Page excerpt:
Scala: flatMap

The world has been flattened there. flatMap kind of works the same, it breaks the shell and gives you the egg, the wrapper is removed and you get the chocolate. If you need to map and then flatten, use flatMap instead.

Imagine you are collecting easter eggs and flattening them, some of these easter eggs would have chocolates in them, and some would be empty. When you flatten these easter eggs, two things happen.
- The shells get destroyed and the chocolates take their place.
- The empty shells get obliviated completed.
For example, if you had ten easter eggs, and you had four of those empty and one chocolate each in the remaining six eggs, on doing the flatten exercise on the ten shells, you get six chocolates and that is it. You don’t know which eggs were empty and whether all six chocolates in one shell or not. But then, chocolates is all you care about anyway!

In programming terms, all that I mean is that the None s would get filtered out, and the Some s would get unwrapped on flattening.

Let us look at a flatten example closely first.

def singleDigitTwice (n : Int) : Option[Int] = {
if(n < 10) Some(2 * n)
else None
}
(0 until 20)
.toList
.map(singleDigitTwice)
.foreach(println)
println("Output after flattening")(0 until 20)
.toList
.map(singleDigitTwice)
.flatten
.foreach(println)

The output is as below, the wrappers can seem very noisy when all you care for is the actual output.

Some(0)
Some(2)
Some(4)
Some(6)
Some(8)
Some(10)
Some(12)
Some(14)
Some(16)
Some(18)
None
None
None
None
None
None
None
None
None
None
Output after flattening
0
2
4
6
8
10
12
14
16
18

The flattening happens only for the outermost wrapper when there are nested wrappers as demonstrated below.

List(Some(1), Some(2)).flatten.foreach(println)

Input data:
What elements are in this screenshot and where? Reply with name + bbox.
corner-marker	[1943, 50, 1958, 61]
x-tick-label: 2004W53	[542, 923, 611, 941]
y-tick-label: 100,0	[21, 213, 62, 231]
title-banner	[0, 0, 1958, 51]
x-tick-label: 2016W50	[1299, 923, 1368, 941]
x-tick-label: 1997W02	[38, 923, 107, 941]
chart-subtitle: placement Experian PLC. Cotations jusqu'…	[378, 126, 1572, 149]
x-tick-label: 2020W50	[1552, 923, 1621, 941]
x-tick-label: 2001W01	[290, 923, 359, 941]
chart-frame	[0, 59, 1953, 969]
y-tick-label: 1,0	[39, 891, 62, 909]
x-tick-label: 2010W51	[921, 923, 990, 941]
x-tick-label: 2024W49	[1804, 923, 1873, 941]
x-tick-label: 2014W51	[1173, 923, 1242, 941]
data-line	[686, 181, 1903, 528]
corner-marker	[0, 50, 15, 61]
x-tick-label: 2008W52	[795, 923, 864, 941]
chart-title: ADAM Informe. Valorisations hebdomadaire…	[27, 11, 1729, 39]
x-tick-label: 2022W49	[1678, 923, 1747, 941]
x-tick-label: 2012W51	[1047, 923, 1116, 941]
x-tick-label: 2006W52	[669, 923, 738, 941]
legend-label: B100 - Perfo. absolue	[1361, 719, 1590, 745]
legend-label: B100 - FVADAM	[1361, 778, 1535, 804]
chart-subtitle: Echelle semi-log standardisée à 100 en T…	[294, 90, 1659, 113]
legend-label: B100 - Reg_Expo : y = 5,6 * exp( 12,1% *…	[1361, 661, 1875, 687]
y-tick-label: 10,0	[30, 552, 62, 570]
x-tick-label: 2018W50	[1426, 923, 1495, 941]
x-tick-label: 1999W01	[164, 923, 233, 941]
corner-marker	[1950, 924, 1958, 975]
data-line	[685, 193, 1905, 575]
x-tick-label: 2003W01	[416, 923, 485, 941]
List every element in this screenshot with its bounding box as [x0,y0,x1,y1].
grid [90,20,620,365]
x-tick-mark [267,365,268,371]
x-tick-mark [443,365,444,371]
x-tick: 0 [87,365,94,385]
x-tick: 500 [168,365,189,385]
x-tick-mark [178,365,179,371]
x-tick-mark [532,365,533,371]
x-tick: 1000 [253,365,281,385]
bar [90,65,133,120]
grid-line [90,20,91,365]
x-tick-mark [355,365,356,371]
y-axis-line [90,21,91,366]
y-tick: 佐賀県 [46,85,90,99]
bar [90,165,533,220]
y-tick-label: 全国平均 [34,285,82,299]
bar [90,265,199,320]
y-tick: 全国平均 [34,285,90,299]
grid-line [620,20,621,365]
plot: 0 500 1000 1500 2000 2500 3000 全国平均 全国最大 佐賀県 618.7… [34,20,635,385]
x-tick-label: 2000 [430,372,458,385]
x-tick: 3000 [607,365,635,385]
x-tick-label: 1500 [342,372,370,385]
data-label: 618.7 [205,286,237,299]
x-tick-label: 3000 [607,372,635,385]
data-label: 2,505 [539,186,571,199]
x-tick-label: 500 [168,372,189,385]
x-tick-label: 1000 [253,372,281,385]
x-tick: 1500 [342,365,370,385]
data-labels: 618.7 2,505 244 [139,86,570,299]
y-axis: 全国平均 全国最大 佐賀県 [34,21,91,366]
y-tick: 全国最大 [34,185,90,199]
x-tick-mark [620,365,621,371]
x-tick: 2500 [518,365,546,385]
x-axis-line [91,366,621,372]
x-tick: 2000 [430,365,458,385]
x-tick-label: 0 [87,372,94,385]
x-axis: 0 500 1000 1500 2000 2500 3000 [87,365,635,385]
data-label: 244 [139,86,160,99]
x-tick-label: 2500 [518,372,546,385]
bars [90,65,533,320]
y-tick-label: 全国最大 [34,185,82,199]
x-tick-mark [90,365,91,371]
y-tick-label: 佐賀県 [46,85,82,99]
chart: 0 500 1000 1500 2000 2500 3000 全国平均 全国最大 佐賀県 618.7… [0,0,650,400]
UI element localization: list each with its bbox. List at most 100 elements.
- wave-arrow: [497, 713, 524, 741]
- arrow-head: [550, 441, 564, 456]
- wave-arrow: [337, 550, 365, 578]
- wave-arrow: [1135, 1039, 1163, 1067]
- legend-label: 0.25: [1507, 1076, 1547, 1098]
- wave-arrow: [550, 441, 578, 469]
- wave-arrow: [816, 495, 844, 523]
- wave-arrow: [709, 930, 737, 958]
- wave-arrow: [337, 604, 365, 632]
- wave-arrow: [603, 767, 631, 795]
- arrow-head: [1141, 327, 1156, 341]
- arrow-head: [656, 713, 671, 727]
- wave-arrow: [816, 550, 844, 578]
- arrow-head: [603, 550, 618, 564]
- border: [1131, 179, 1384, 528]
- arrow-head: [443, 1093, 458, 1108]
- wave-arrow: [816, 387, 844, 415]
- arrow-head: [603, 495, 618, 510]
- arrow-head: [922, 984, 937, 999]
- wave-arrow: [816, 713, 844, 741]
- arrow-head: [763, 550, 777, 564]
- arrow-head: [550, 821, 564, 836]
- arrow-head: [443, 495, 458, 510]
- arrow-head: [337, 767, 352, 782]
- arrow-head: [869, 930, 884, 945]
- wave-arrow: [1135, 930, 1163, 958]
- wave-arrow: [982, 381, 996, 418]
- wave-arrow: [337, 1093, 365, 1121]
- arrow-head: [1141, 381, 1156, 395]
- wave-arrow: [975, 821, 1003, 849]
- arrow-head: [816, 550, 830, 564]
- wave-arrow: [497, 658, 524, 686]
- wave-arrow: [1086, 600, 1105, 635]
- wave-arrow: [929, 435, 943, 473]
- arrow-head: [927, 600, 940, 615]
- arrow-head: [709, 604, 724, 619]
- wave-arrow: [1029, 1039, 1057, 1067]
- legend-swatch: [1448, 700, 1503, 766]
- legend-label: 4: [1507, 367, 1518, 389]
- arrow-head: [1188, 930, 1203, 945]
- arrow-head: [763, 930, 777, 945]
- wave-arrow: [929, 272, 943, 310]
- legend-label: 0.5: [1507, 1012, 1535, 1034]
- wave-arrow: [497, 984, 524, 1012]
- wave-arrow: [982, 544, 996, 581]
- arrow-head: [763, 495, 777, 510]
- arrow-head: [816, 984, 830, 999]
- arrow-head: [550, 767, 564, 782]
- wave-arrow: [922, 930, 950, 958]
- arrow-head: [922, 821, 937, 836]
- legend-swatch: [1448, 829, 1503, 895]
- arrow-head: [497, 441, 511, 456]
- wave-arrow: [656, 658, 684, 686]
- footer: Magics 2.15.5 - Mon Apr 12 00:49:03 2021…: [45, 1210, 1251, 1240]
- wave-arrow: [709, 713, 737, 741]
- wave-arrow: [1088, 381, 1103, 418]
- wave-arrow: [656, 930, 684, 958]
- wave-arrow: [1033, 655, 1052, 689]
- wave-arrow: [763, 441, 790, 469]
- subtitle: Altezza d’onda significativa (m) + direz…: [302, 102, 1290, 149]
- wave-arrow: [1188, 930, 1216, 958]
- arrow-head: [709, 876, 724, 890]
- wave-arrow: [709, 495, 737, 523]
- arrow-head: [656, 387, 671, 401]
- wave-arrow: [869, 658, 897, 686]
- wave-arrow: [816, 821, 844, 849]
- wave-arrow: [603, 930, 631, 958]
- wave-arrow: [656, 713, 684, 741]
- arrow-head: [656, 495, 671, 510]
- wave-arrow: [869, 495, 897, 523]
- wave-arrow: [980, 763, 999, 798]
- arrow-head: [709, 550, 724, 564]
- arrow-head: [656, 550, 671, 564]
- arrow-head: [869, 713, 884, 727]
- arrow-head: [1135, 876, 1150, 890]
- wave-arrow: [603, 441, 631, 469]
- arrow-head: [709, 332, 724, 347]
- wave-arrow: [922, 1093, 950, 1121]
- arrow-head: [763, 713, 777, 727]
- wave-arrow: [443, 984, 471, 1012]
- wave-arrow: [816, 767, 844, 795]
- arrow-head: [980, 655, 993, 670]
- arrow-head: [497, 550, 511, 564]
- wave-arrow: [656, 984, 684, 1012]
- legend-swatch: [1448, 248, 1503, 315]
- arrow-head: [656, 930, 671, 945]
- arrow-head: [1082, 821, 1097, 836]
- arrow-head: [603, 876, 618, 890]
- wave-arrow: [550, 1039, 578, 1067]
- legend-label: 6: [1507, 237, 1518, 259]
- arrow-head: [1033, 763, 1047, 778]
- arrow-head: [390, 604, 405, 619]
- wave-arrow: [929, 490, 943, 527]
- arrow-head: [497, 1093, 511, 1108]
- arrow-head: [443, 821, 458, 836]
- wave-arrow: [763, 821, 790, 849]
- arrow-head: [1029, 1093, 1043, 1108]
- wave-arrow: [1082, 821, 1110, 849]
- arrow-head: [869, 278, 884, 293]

Tasks:
1. In the Scala flatMap text, what happens to the None values and the Some values when a list is flattened?
2. Extend the Scala flatMap text, picking up after its final line of code.

Answer set:
1. The None values are filtered out and the Some values are unwrapped.

2.
println("---Nested wrappers two -----")
List(Some(Some(1)), Some(Some(2))).flatten.foreach(println)
println("-- Nested wrappers three ---")
List(Some(Some(Some(1))), Some(Some(Some(2)))).flatten.foreach(println)
1
2
---Nested wrappers two -----
Some(1)
Some(2)
-- Nested wrappers three ---
Some(Some(1))
Some(Some(2))

Now that we have seen the value of flattening, let us get to flatMap which is a shortcut for map followed by flatten .

The same output with one less method call — by calling flatMap directly.

def singleDigitTwice (n : Int) : Option[Int] = {
if(n < 10) Some(2 * n)
else None
}
println("Use flatMap")(0 until 20)
.toList
.flatMap(singleDigitTwice)
.foreach(println)
Use flatMap
0
2
4
6
8
10
12
14
16
18

I had the impression that flatMap takes a wrapper as argument and flattens it.

Option(2).flatMap(println)
* DOES NOT WORK

That is not the abstraction, flatMap is not about taking a wrapper and flattening. It does two actions — mapping and then flattening. It is not the same as unwrapping a wrapper.

When you need to use map and then flatten, use flatMap. Also, do not think of a flatMap when you need to unwrap a container.